### Short exercise
Produce an exact copy of all the data below, dropping every image.

Dataset listings of figures
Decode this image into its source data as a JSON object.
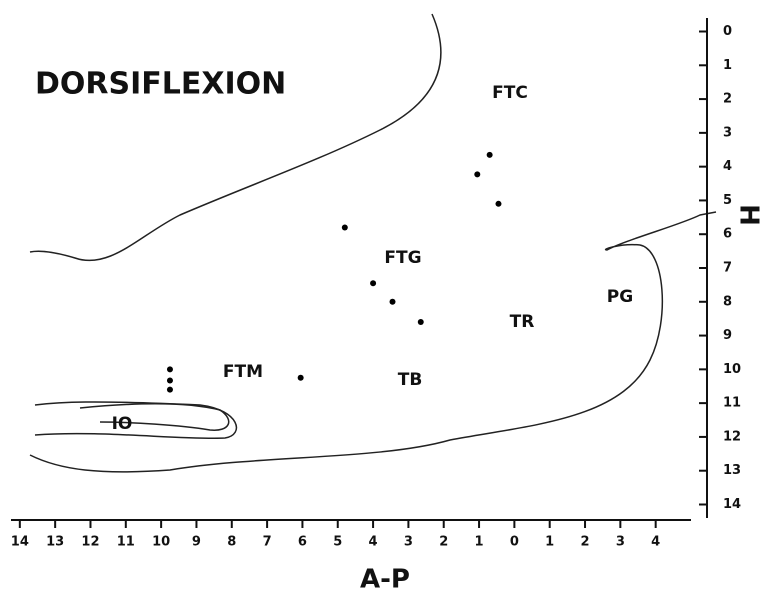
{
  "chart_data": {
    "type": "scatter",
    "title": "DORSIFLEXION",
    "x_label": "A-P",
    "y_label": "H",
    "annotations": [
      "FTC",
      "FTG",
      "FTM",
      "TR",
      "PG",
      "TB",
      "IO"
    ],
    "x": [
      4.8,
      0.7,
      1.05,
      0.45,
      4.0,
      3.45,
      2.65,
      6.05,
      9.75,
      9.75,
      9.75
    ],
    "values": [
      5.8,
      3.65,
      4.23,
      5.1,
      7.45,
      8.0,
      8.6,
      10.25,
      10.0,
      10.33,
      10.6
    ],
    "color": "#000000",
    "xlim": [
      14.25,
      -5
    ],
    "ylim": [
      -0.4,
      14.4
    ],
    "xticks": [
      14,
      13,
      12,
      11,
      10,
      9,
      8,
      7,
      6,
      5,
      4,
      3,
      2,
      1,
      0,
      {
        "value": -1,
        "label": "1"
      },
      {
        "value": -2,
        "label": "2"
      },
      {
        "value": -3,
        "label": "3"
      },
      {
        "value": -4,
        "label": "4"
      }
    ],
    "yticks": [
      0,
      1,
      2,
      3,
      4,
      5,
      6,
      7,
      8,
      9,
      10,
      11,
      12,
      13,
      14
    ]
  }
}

### Answer
Decode this image into its source data as a JSON object.
{
  "chart_data": {
    "type": "scatter",
    "title": "DORSIFLEXION",
    "x_label": "A-P",
    "y_label": "H",
    "annotations": [
      "FTC",
      "FTG",
      "FTM",
      "TR",
      "PG",
      "TB",
      "IO"
    ],
    "x": [
      4.8,
      0.7,
      1.05,
      0.45,
      4.0,
      3.45,
      2.65,
      6.05,
      9.75,
      9.75,
      9.75
    ],
    "values": [
      5.8,
      3.65,
      4.23,
      5.1,
      7.45,
      8.0,
      8.6,
      10.25,
      10.0,
      10.33,
      10.6
    ],
    "color": "#000000",
    "xlim": [
      14.25,
      -5
    ],
    "ylim": [
      -0.4,
      14.4
    ],
    "xticks": [
      14,
      13,
      12,
      11,
      10,
      9,
      8,
      7,
      6,
      5,
      4,
      3,
      2,
      1,
      0,
      {
        "value": -1,
        "label": "1"
      },
      {
        "value": -2,
        "label": "2"
      },
      {
        "value": -3,
        "label": "3"
      },
      {
        "value": -4,
        "label": "4"
      }
    ],
    "yticks": [
      0,
      1,
      2,
      3,
      4,
      5,
      6,
      7,
      8,
      9,
      10,
      11,
      12,
      13,
      14
    ]
  }
}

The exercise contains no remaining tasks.